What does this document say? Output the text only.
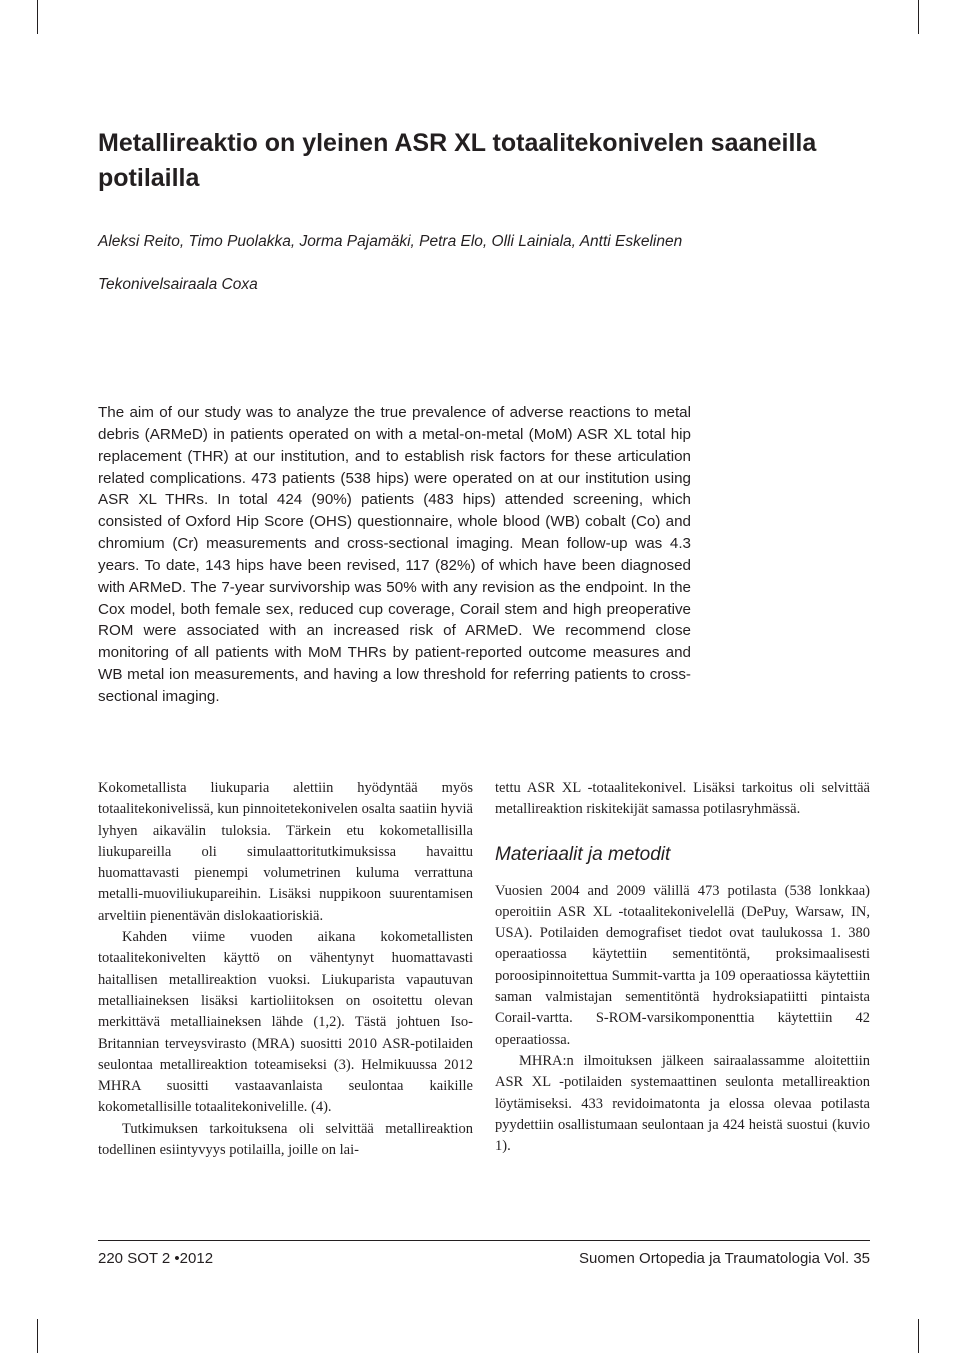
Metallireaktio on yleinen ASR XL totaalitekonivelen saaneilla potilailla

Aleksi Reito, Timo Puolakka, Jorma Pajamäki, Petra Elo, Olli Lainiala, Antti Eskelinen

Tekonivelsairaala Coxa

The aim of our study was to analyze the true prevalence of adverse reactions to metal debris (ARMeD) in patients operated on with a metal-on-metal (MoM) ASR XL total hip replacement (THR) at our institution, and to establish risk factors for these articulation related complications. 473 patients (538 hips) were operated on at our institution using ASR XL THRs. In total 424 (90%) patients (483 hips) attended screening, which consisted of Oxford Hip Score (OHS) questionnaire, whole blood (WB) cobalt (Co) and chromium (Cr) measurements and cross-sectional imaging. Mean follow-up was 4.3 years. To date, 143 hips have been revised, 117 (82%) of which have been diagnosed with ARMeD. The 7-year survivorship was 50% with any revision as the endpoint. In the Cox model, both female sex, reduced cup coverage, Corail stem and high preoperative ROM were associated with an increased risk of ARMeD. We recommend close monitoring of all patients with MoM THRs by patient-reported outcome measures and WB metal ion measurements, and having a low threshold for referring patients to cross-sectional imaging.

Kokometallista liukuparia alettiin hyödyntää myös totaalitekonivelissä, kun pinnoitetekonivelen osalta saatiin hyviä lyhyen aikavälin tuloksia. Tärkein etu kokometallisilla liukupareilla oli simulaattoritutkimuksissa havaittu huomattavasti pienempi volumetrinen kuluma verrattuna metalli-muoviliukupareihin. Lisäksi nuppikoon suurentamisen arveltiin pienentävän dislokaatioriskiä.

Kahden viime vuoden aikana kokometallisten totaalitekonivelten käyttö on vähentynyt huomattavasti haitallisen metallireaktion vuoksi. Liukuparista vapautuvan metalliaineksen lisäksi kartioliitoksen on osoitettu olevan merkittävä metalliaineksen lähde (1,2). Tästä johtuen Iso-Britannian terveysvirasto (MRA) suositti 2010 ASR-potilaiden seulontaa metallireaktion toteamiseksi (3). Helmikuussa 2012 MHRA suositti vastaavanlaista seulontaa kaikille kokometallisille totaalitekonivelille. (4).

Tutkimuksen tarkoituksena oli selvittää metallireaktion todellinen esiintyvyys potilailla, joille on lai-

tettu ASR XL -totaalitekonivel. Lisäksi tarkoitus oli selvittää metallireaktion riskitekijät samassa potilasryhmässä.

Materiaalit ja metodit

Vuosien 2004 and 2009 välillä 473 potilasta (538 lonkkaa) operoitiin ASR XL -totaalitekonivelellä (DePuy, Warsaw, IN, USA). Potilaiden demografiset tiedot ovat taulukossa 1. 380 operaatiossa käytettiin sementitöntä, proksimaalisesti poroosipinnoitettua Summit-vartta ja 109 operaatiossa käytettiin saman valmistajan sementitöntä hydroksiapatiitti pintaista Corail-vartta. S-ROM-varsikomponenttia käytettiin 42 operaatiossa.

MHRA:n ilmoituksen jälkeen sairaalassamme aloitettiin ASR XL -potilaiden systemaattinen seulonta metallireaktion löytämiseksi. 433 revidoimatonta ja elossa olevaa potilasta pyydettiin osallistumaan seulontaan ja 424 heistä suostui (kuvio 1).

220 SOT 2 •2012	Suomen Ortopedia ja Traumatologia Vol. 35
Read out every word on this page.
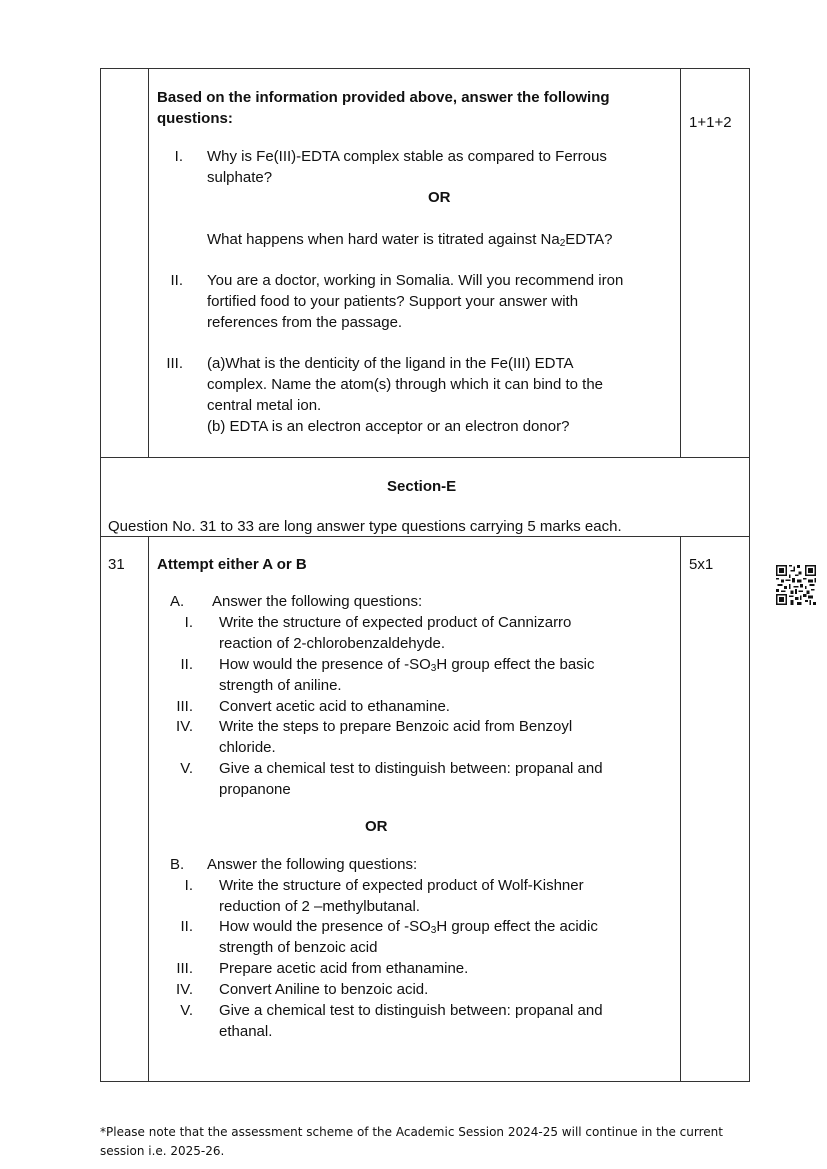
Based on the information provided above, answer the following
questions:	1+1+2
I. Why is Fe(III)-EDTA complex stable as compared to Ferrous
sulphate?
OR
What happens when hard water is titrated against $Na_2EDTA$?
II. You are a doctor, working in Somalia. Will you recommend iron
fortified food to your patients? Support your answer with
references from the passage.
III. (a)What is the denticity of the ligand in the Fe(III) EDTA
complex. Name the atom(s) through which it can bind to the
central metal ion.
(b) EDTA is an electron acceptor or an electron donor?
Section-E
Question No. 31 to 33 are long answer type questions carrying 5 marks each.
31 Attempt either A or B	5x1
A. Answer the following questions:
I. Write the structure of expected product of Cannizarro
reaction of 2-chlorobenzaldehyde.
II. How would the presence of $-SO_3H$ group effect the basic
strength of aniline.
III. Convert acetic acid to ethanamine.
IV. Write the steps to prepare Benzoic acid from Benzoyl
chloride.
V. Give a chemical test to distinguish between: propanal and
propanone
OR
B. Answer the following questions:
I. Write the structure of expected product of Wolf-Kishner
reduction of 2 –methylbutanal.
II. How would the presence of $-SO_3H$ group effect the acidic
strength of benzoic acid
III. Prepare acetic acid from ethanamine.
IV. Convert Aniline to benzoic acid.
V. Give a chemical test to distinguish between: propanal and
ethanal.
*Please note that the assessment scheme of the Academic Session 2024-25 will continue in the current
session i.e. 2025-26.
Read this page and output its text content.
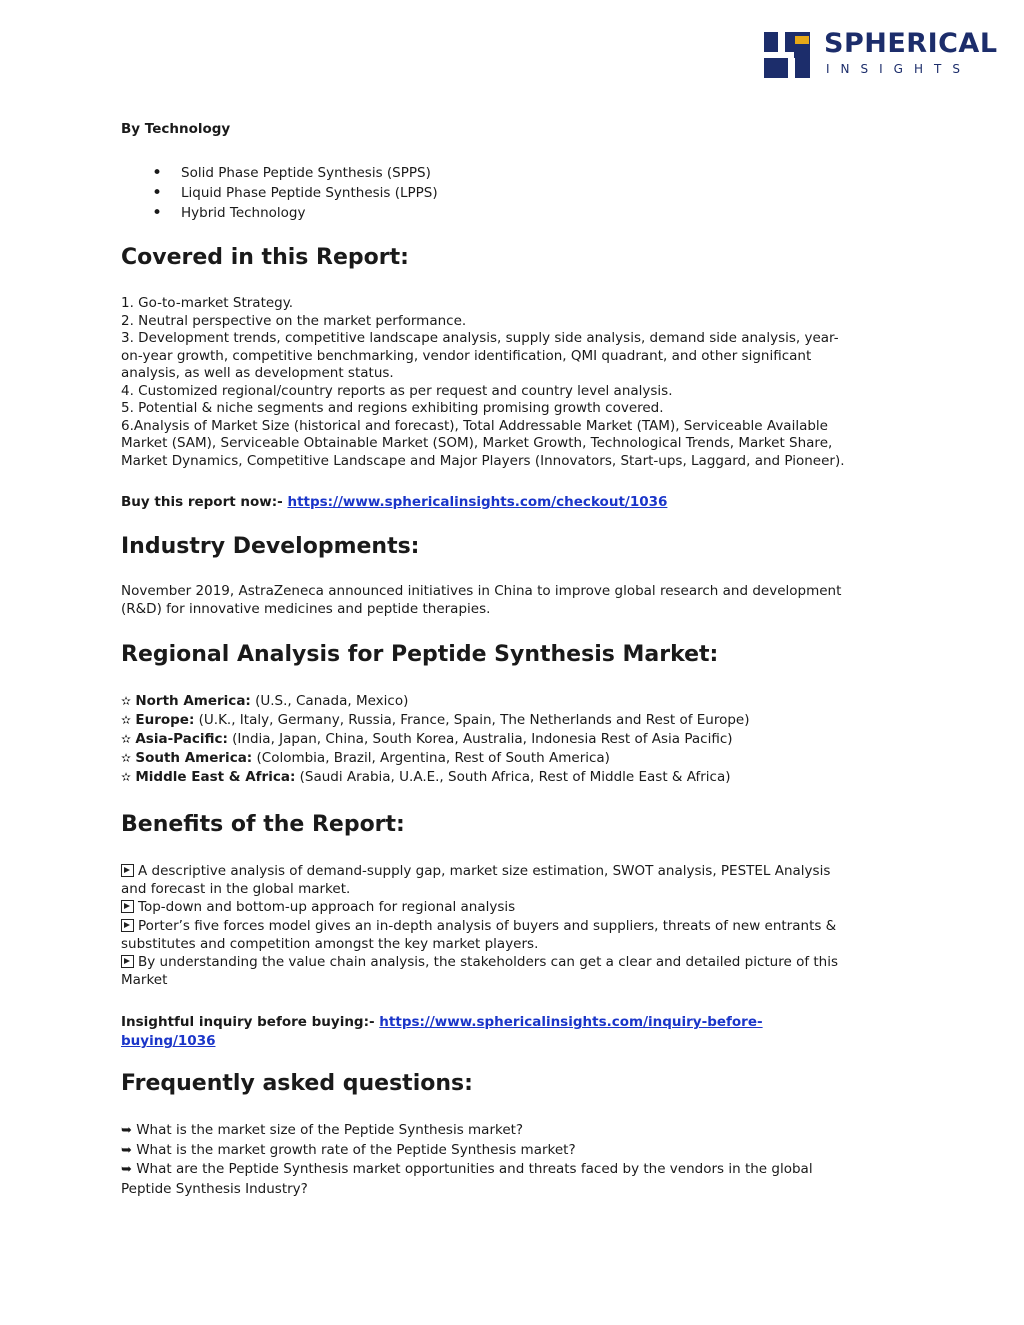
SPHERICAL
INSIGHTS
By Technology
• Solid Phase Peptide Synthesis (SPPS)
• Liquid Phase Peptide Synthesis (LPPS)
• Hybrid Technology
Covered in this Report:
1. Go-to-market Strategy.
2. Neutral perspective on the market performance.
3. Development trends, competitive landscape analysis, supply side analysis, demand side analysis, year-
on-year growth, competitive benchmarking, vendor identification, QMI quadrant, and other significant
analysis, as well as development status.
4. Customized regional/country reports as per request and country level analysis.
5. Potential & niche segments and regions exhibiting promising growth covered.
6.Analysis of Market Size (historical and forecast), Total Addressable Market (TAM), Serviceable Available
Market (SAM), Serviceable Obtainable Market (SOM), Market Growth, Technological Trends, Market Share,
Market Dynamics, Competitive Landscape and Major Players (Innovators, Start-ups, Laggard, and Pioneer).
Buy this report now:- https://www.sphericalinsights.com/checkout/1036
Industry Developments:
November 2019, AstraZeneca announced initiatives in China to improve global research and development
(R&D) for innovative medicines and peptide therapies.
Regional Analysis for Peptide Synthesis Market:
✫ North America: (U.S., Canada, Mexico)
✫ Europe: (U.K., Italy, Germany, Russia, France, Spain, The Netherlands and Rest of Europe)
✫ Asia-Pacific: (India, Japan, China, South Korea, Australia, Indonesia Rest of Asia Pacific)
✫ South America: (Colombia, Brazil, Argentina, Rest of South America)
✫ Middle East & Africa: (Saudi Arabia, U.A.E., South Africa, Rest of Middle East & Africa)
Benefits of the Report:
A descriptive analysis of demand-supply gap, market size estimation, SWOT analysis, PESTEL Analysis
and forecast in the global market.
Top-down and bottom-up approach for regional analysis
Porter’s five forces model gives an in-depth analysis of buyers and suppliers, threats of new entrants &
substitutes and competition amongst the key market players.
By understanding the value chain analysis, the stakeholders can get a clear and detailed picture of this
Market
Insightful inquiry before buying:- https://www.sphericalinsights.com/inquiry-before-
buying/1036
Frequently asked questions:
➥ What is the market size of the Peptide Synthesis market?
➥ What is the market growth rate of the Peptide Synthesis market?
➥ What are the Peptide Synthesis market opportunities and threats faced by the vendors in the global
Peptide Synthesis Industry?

◇ ◇ ◇ ◇

* WHAT NEEDS TO BE DONE *
Tell how many lines of the data include the word "Serviceable", and nothing else.

* EXERCISE RESPONSE *
2